_Provided data:_

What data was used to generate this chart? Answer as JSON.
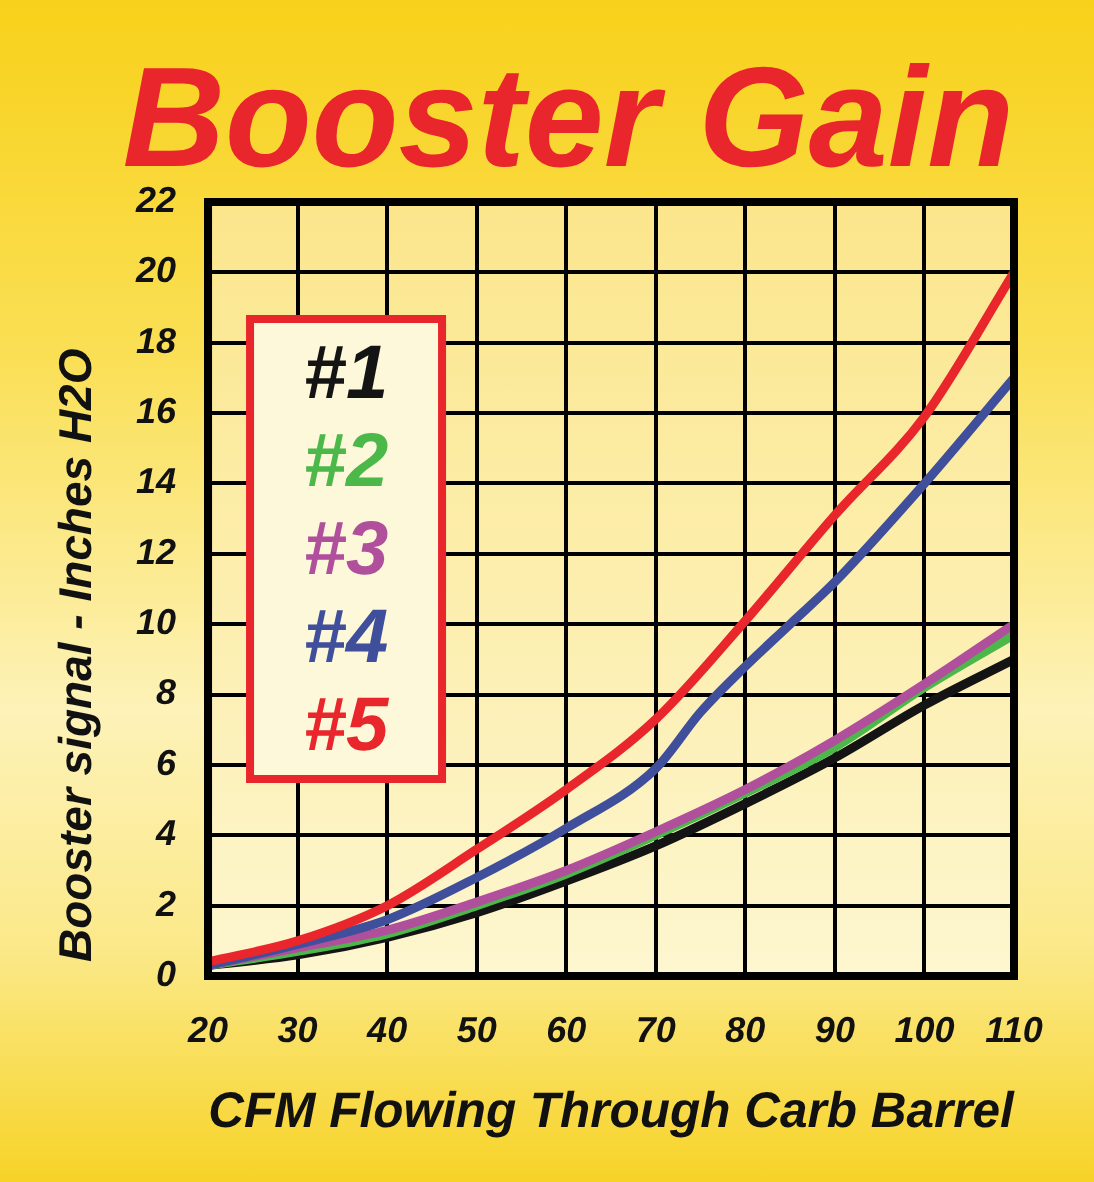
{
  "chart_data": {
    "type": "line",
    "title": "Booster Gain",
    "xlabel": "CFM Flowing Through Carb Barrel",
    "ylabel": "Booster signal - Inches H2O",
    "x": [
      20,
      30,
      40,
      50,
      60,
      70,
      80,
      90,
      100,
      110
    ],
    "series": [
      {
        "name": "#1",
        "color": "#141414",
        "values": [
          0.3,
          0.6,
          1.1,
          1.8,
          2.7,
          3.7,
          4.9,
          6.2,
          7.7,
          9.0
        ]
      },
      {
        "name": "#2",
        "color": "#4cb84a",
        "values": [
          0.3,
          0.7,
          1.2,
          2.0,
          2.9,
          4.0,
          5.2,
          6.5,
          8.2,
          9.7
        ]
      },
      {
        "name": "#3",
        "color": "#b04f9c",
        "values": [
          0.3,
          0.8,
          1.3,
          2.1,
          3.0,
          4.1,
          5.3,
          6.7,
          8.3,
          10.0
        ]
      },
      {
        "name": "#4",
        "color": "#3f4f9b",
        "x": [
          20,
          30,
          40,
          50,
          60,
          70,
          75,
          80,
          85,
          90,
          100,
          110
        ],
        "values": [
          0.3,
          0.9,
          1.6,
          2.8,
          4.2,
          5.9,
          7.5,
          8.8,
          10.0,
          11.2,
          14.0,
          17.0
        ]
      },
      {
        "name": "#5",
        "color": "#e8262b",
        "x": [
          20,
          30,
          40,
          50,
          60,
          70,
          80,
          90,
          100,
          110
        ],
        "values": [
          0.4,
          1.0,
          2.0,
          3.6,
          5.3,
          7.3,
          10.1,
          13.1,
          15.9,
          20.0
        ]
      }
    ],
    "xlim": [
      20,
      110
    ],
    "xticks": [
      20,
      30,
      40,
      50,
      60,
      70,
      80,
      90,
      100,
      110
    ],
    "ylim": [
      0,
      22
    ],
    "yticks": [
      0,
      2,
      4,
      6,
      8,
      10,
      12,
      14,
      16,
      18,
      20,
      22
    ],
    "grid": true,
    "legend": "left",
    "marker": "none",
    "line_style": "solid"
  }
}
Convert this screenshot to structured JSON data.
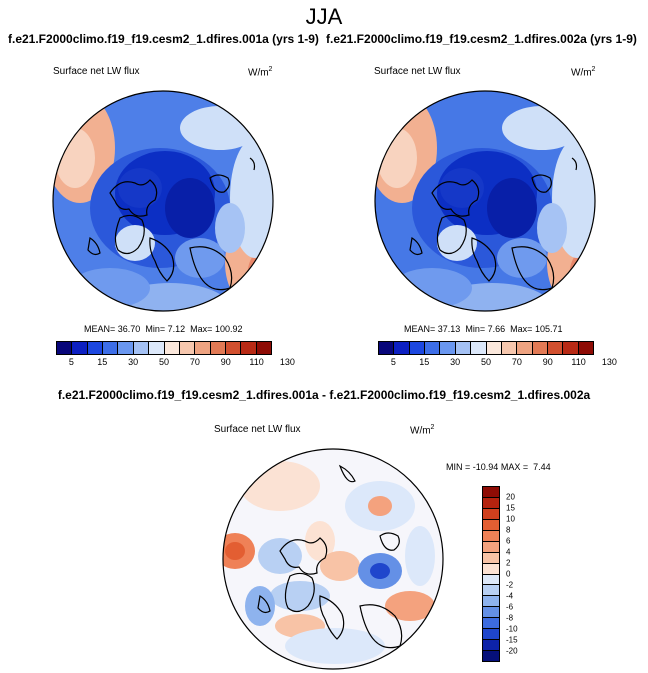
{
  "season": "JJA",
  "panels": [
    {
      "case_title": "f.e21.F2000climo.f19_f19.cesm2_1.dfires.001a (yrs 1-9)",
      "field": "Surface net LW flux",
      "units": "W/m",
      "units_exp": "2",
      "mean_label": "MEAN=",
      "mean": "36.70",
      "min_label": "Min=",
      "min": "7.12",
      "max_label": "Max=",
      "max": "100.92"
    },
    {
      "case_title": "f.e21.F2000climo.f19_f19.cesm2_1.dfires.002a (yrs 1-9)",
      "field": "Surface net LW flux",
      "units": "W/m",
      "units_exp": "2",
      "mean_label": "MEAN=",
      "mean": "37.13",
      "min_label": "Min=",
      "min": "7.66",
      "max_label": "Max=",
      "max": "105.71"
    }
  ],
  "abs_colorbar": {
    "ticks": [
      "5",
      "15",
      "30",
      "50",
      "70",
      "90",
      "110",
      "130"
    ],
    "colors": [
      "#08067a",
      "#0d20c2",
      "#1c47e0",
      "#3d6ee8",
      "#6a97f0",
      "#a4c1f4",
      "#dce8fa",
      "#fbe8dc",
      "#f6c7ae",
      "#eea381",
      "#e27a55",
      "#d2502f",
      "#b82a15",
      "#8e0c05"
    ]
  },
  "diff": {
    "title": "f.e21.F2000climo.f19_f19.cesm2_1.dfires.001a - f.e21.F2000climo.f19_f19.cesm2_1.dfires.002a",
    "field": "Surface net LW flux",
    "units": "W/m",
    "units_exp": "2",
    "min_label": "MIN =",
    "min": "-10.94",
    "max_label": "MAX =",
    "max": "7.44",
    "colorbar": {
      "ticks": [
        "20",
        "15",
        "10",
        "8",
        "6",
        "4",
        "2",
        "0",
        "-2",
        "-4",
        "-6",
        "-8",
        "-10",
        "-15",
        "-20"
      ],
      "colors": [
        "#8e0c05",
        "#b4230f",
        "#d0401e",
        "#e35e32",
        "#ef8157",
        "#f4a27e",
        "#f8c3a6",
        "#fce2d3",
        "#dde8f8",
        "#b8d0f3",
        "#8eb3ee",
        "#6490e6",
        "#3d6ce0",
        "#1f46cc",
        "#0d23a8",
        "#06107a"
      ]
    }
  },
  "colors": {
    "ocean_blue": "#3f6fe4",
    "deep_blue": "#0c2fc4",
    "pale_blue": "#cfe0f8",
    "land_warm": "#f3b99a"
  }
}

_Written instruction:_ Take every line from the data above that holds "this" and copy it out.

_Task response:_
What data was used to generate this chart? Answer as JSON.
Convert this screenshot to structured JSON data.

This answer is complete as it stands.